== Material for this exercise

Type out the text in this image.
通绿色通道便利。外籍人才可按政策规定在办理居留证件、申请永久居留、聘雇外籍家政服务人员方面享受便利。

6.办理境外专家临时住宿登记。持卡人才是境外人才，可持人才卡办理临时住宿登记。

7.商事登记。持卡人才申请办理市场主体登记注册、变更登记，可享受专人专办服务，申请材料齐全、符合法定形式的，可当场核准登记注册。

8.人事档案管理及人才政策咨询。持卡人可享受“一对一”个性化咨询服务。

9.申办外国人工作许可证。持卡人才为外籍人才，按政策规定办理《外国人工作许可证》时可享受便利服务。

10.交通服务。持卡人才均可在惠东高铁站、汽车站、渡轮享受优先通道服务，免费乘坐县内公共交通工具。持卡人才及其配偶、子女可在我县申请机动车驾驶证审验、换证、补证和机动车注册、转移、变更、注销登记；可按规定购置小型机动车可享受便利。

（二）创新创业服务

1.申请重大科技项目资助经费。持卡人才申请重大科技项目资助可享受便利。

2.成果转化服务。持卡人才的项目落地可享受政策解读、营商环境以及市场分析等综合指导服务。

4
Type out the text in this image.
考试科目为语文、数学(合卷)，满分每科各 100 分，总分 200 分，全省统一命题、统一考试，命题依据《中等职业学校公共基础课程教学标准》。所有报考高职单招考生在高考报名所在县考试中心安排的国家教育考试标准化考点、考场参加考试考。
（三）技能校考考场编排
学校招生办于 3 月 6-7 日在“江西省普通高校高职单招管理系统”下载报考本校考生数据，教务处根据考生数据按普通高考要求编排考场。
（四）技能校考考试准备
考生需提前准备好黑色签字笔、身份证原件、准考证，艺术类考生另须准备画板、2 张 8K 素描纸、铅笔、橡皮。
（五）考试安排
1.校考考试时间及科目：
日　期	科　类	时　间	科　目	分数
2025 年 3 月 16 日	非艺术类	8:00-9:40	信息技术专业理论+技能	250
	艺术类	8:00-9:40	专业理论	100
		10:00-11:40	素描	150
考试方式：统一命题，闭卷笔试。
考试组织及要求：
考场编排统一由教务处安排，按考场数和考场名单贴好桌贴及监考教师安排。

====

What is expected: Reproduce the records above exactly as they appear.

Exercise answer:
Type out the text in this image.
通绿色通道便利。外籍人才可按政策规定在办理居留证件、申请永久居留、聘雇外籍家政服务人员方面享受便利。

6.办理境外专家临时住宿登记。持卡人才是境外人才，可持人才卡办理临时住宿登记。

7.商事登记。持卡人才申请办理市场主体登记注册、变更登记，可享受专人专办服务，申请材料齐全、符合法定形式的，可当场核准登记注册。

8.人事档案管理及人才政策咨询。持卡人可享受“一对一”个性化咨询服务。

9.申办外国人工作许可证。持卡人才为外籍人才，按政策规定办理《外国人工作许可证》时可享受便利服务。

10.交通服务。持卡人才均可在惠东高铁站、汽车站、渡轮享受优先通道服务，免费乘坐县内公共交通工具。持卡人才及其配偶、子女可在我县申请机动车驾驶证审验、换证、补证和机动车注册、转移、变更、注销登记；可按规定购置小型机动车可享受便利。

（二）创新创业服务

1.申请重大科技项目资助经费。持卡人才申请重大科技项目资助可享受便利。

2.成果转化服务。持卡人才的项目落地可享受政策解读、营商环境以及市场分析等综合指导服务。

4
Type out the text in this image.
考试科目为语文、数学(合卷)，满分每科各 100 分，总分 200 分，全省统一命题、统一考试，命题依据《中等职业学校公共基础课程教学标准》。所有报考高职单招考生在高考报名所在县考试中心安排的国家教育考试标准化考点、考场参加考试考。
（三）技能校考考场编排
学校招生办于 3 月 6-7 日在“江西省普通高校高职单招管理系统”下载报考本校考生数据，教务处根据考生数据按普通高考要求编排考场。
（四）技能校考考试准备
考生需提前准备好黑色签字笔、身份证原件、准考证，艺术类考生另须准备画板、2 张 8K 素描纸、铅笔、橡皮。
（五）考试安排
1.校考考试时间及科目：
日　期	科　类	时　间	科　目	分数
2025 年 3 月 16 日	非艺术类	8:00-9:40	信息技术专业理论+技能	250
	艺术类	8:00-9:40	专业理论	100
		10:00-11:40	素描	150
考试方式：统一命题，闭卷笔试。
考试组织及要求：
考场编排统一由教务处安排，按考场数和考场名单贴好桌贴及监考教师安排。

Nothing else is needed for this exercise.